PROBLEM DESCRIPTION:
The records below must be written out exactly, with every picture left behind.

THE INPUT:
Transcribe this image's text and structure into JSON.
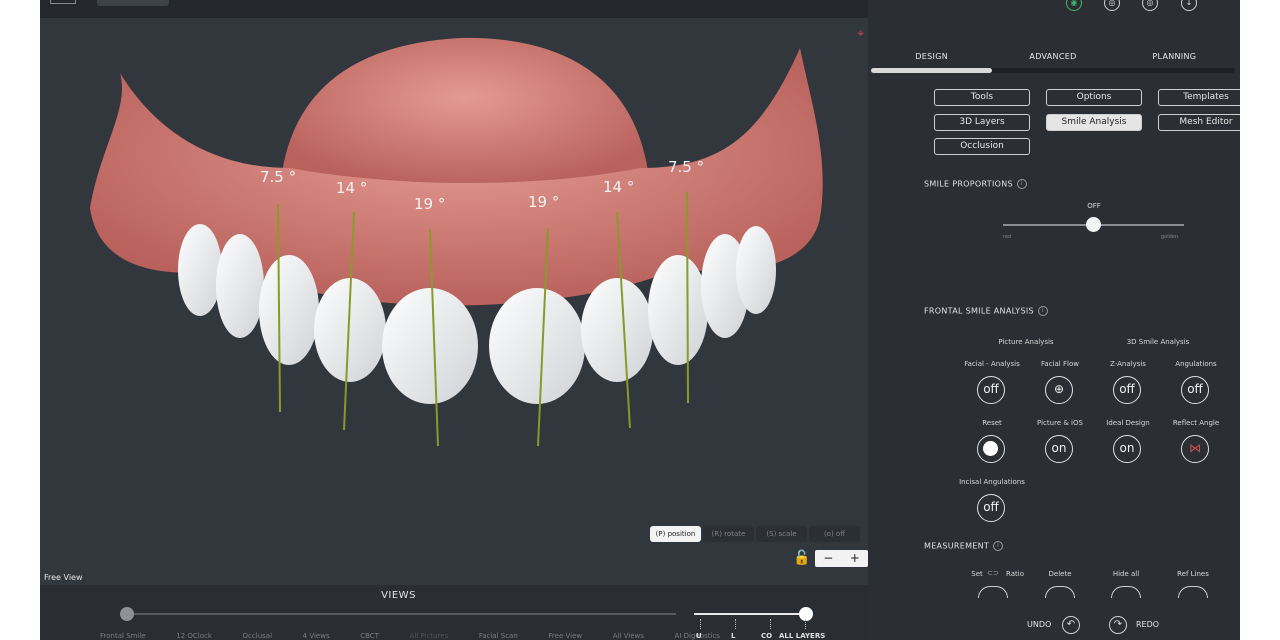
{
  "viewport": {
    "mode_label": "Free View",
    "measurements": [
      "7.5 °",
      "14 °",
      "19 °",
      "19 °",
      "14 °",
      "7.5 °"
    ],
    "transform_modes": [
      "(P) position",
      "(R) rotate",
      "(S) scale",
      "(o) off"
    ],
    "zoom_minus": "−",
    "zoom_plus": "+"
  },
  "views": {
    "title": "VIEWS",
    "items": [
      "Frontal Smile",
      "12 OClock",
      "Occlusal",
      "4 Views",
      "CBCT",
      "All Pictures",
      "Facial Scan",
      "Free View",
      "All Views",
      "AI Dignostics"
    ],
    "layer_labels": [
      "U",
      "L",
      "CO",
      "ALL LAYERS"
    ]
  },
  "panel": {
    "tabs": [
      "DESIGN",
      "ADVANCED",
      "PLANNING"
    ],
    "buttons": [
      "Tools",
      "Options",
      "Templates",
      "3D Layers",
      "Smile Analysis",
      "Mesh Editor",
      "Occlusion"
    ],
    "active_button": "Smile Analysis",
    "smile_proportions": {
      "title": "SMILE PROPORTIONS",
      "state": "OFF",
      "left_label": "red",
      "right_label": "golden"
    },
    "frontal": {
      "title": "FRONTAL SMILE ANALYSIS",
      "group_picture": "Picture Analysis",
      "group_3d": "3D Smile Analysis",
      "controls": [
        {
          "label": "Facial - Analysis",
          "state": "off"
        },
        {
          "label": "Facial Flow",
          "state": ""
        },
        {
          "label": "Z-Analysis",
          "state": "off"
        },
        {
          "label": "Angulations",
          "state": "off"
        },
        {
          "label": "Reset",
          "state": ""
        },
        {
          "label": "Picture & iOS",
          "state": "on"
        },
        {
          "label": "Ideal Design",
          "state": "on"
        },
        {
          "label": "Reflect Angle",
          "state": ""
        },
        {
          "label": "Incisal Angulations",
          "state": "off"
        }
      ]
    },
    "measurement": {
      "title": "MEASUREMENT",
      "set": "Set",
      "ratio": "Ratio",
      "delete": "Delete",
      "hide_all": "Hide all",
      "ref_lines": "Ref Lines"
    },
    "undo": "UNDO",
    "redo": "REDO"
  },
  "colors": {
    "accent_line": "#8a9a2a",
    "gum": "#d4807a",
    "active_icon": "#3fb76b"
  }
}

SOLUTION FOR THIS EXERCISE:
Transcribe this image's text and structure into JSON.
{
  "viewport": {
    "mode_label": "Free View",
    "measurements": [
      "7.5 °",
      "14 °",
      "19 °",
      "19 °",
      "14 °",
      "7.5 °"
    ],
    "transform_modes": [
      "(P) position",
      "(R) rotate",
      "(S) scale",
      "(o) off"
    ],
    "zoom_minus": "−",
    "zoom_plus": "+"
  },
  "views": {
    "title": "VIEWS",
    "items": [
      "Frontal Smile",
      "12 OClock",
      "Occlusal",
      "4 Views",
      "CBCT",
      "All Pictures",
      "Facial Scan",
      "Free View",
      "All Views",
      "AI Dignostics"
    ],
    "layer_labels": [
      "U",
      "L",
      "CO",
      "ALL LAYERS"
    ]
  },
  "panel": {
    "tabs": [
      "DESIGN",
      "ADVANCED",
      "PLANNING"
    ],
    "buttons": [
      "Tools",
      "Options",
      "Templates",
      "3D Layers",
      "Smile Analysis",
      "Mesh Editor",
      "Occlusion"
    ],
    "active_button": "Smile Analysis",
    "smile_proportions": {
      "title": "SMILE PROPORTIONS",
      "state": "OFF",
      "left_label": "red",
      "right_label": "golden"
    },
    "frontal": {
      "title": "FRONTAL SMILE ANALYSIS",
      "group_picture": "Picture Analysis",
      "group_3d": "3D Smile Analysis",
      "controls": [
        {
          "label": "Facial - Analysis",
          "state": "off"
        },
        {
          "label": "Facial Flow",
          "state": ""
        },
        {
          "label": "Z-Analysis",
          "state": "off"
        },
        {
          "label": "Angulations",
          "state": "off"
        },
        {
          "label": "Reset",
          "state": ""
        },
        {
          "label": "Picture & iOS",
          "state": "on"
        },
        {
          "label": "Ideal Design",
          "state": "on"
        },
        {
          "label": "Reflect Angle",
          "state": ""
        },
        {
          "label": "Incisal Angulations",
          "state": "off"
        }
      ]
    },
    "measurement": {
      "title": "MEASUREMENT",
      "set": "Set",
      "ratio": "Ratio",
      "delete": "Delete",
      "hide_all": "Hide all",
      "ref_lines": "Ref Lines"
    },
    "undo": "UNDO",
    "redo": "REDO"
  },
  "colors": {
    "accent_line": "#8a9a2a",
    "gum": "#d4807a",
    "active_icon": "#3fb76b"
  }
}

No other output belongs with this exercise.